- **Work to do**: Narrow the data below down to the lines containing "Alter".
= = =
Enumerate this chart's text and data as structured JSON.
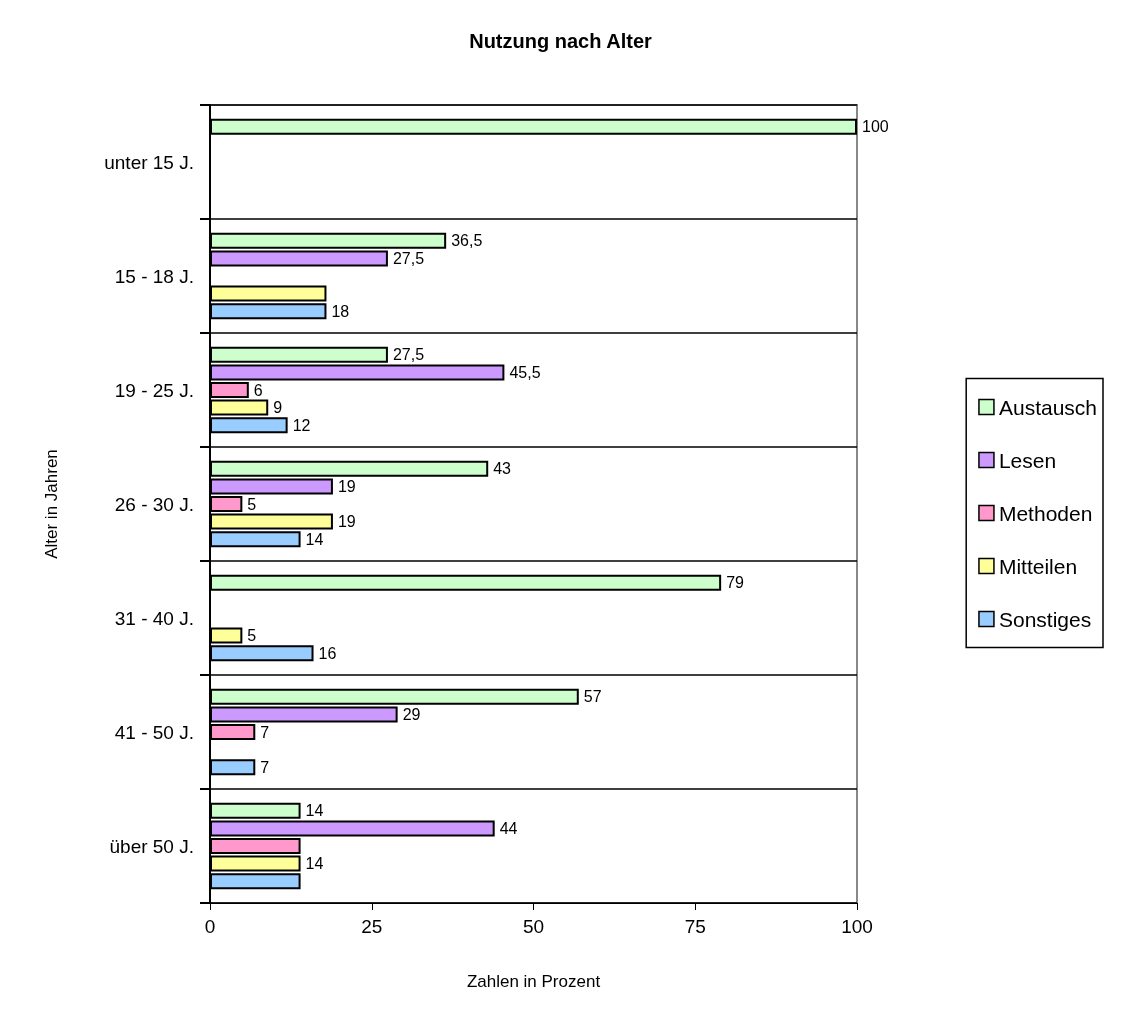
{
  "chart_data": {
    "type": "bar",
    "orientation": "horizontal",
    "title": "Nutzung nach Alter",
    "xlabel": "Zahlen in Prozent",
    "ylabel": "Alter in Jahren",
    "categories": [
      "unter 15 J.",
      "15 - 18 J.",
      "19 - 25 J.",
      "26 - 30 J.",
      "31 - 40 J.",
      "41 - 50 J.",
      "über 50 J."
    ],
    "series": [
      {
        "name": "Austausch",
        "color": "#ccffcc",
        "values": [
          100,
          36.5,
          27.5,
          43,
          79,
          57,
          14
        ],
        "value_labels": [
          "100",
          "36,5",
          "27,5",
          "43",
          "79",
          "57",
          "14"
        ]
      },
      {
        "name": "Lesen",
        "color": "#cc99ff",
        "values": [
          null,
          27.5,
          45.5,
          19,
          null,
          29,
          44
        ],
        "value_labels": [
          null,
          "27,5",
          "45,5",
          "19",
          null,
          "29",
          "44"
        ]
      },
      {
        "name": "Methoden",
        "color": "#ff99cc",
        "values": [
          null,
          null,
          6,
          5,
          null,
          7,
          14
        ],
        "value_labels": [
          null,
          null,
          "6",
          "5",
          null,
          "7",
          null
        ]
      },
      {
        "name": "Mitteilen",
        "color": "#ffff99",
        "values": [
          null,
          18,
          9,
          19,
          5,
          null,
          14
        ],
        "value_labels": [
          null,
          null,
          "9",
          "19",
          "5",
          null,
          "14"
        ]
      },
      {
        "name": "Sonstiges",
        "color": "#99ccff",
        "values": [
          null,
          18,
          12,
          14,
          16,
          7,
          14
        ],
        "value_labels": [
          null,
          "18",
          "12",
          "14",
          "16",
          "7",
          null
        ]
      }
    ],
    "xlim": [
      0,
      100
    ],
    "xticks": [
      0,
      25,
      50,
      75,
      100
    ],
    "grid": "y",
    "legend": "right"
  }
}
= = =
- **Answer to the problem**:
    "title": "Nutzung nach Alter",
    "ylabel": "Alter in Jahren",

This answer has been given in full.